[Given task] Determine the number of lines that have the string "hittades" in them, and give only that number.

[Stored data entries]
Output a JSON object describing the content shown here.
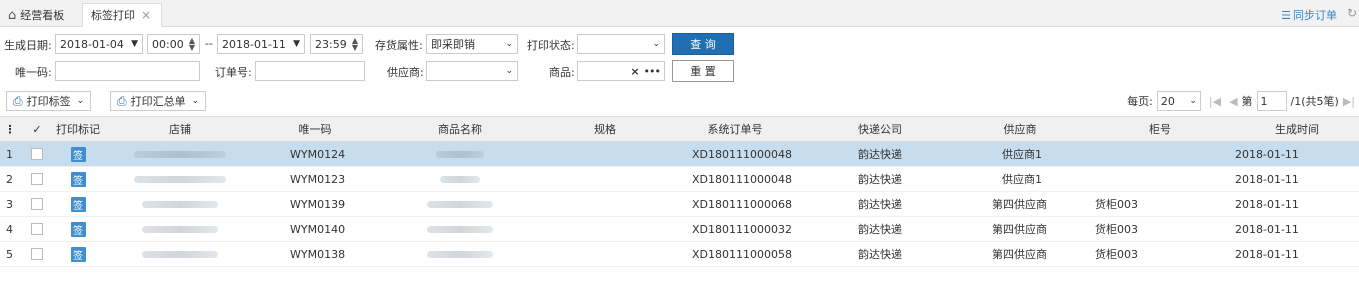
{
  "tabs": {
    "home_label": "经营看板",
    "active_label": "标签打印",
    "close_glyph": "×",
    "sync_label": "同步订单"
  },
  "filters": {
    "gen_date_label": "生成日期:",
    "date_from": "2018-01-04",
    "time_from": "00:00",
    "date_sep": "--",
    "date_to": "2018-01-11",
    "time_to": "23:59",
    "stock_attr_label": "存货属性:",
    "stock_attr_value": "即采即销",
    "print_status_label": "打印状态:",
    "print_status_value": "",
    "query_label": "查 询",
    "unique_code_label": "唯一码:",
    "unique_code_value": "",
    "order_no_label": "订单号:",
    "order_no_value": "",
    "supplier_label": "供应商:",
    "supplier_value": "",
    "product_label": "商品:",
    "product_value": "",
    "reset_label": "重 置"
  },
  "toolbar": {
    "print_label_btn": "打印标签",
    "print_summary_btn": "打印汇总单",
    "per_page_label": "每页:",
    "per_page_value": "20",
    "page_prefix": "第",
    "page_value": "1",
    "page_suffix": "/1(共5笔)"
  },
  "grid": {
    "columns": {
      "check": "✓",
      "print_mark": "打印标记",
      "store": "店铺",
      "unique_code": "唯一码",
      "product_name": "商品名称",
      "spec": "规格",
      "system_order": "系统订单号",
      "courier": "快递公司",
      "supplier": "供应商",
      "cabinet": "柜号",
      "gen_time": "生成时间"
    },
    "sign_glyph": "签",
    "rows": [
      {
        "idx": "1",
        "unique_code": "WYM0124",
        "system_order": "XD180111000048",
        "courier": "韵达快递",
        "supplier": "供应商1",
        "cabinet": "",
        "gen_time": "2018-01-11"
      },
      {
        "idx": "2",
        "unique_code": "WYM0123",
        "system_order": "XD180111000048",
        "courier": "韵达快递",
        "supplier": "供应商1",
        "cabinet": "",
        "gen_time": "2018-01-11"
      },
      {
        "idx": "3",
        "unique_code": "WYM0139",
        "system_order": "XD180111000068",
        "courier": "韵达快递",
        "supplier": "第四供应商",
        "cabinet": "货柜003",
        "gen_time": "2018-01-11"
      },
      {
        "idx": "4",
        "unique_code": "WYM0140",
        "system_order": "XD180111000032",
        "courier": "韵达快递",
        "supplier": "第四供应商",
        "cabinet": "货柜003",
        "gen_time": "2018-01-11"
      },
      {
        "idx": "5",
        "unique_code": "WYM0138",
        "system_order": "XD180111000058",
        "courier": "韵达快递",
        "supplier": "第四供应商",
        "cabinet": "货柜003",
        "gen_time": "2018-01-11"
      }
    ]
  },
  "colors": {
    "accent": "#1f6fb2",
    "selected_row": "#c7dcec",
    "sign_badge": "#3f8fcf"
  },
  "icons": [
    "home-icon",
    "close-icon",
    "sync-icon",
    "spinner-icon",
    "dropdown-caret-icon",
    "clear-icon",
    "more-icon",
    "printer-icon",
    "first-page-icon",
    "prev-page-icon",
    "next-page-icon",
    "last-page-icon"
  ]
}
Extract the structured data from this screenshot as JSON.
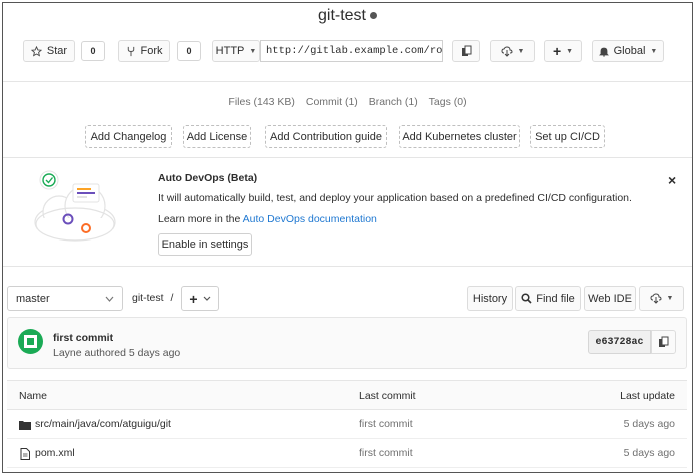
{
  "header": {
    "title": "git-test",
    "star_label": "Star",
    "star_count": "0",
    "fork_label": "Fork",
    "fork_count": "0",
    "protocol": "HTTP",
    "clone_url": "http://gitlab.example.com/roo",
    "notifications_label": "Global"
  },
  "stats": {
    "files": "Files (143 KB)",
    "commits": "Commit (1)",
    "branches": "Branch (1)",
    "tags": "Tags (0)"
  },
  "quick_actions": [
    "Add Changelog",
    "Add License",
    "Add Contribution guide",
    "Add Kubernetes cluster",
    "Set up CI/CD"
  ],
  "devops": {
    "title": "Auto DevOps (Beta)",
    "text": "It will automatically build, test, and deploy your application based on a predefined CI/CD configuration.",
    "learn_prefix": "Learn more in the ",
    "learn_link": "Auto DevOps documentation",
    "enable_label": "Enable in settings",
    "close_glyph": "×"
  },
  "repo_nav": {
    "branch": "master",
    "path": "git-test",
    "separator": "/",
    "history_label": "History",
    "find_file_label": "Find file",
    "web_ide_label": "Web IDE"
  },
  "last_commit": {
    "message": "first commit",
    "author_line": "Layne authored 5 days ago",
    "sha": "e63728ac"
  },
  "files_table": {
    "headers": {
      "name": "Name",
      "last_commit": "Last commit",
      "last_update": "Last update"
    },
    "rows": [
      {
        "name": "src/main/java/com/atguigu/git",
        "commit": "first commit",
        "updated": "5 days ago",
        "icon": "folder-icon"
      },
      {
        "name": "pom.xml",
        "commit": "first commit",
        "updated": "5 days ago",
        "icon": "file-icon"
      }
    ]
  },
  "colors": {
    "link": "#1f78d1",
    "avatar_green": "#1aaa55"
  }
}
==
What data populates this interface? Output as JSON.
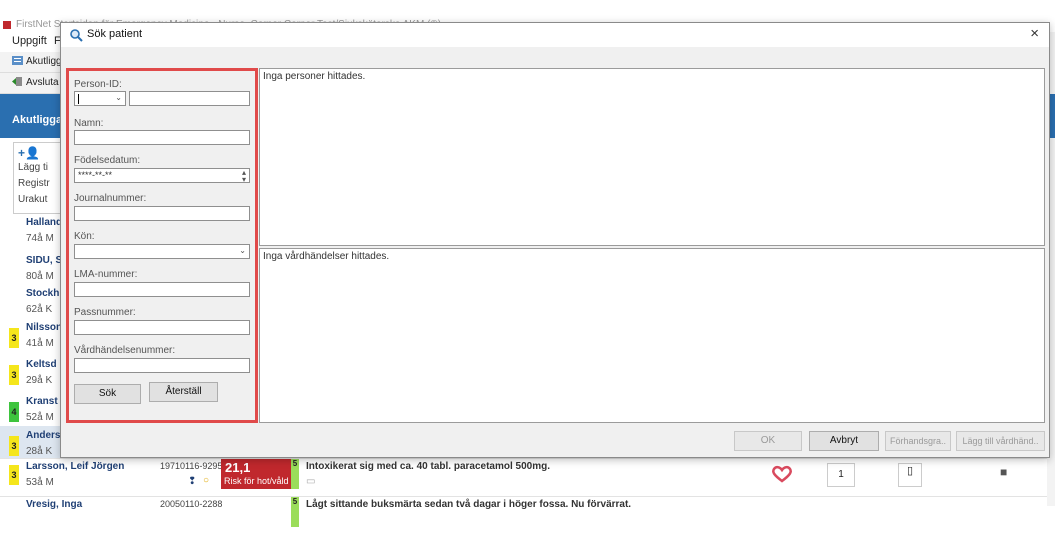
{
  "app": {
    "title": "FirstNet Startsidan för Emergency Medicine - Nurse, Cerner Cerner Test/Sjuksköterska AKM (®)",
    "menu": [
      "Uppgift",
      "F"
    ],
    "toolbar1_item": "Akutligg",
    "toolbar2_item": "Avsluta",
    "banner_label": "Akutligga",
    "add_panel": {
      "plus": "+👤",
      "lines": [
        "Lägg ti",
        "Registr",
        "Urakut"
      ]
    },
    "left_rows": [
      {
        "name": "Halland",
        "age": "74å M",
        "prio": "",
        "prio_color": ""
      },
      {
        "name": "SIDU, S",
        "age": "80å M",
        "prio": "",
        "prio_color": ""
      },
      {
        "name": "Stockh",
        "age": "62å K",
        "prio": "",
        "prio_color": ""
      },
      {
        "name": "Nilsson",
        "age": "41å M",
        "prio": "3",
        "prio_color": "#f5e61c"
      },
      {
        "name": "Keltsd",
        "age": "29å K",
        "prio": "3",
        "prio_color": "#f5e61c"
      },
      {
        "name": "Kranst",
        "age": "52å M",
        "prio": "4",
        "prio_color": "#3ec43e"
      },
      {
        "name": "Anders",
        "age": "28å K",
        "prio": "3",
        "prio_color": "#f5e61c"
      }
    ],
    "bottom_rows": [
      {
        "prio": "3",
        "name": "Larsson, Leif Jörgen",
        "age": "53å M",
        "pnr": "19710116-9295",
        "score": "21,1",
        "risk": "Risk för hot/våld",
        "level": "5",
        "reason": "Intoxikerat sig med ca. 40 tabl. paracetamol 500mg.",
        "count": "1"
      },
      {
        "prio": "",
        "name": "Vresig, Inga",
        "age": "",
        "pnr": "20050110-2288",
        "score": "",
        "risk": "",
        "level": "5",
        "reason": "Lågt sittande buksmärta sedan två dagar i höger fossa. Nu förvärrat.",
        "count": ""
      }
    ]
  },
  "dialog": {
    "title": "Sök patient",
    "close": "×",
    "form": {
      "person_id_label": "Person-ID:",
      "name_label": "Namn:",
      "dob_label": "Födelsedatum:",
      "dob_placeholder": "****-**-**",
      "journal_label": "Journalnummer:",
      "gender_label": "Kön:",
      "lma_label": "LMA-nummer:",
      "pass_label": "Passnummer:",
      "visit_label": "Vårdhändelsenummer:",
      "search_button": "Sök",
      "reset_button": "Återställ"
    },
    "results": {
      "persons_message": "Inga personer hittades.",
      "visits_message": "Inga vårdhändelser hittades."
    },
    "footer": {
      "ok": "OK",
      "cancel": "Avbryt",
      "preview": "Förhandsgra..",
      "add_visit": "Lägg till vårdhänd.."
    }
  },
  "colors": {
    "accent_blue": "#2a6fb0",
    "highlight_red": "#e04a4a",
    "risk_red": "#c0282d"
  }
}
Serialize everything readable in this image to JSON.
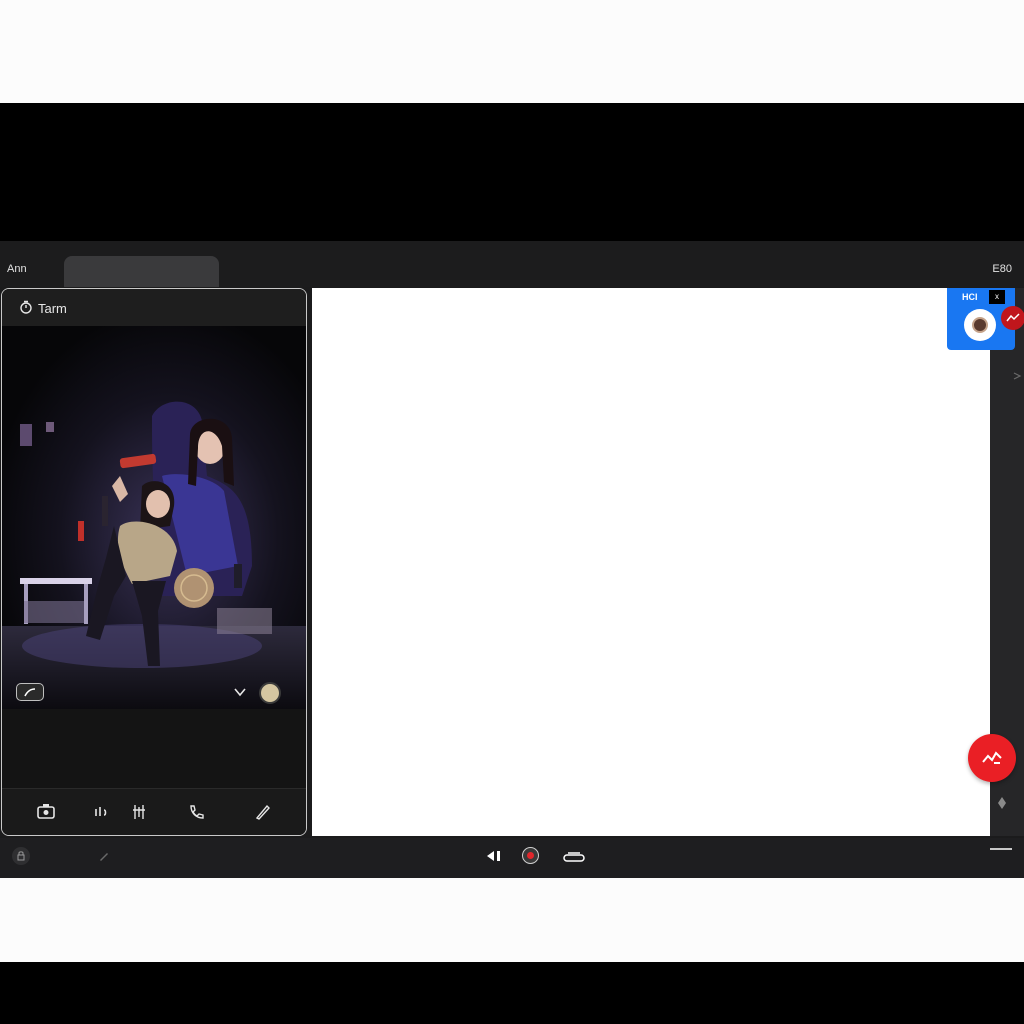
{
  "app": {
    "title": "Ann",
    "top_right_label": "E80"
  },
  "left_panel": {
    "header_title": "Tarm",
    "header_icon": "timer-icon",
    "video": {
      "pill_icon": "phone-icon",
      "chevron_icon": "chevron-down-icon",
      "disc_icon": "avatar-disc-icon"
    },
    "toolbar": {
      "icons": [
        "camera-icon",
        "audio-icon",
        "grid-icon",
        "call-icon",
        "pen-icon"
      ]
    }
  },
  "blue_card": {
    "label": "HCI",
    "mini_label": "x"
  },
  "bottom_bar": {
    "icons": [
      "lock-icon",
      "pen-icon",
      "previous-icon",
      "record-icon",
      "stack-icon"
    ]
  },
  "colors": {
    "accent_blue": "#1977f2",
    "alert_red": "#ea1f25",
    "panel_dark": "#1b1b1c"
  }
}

[Problem solution] 2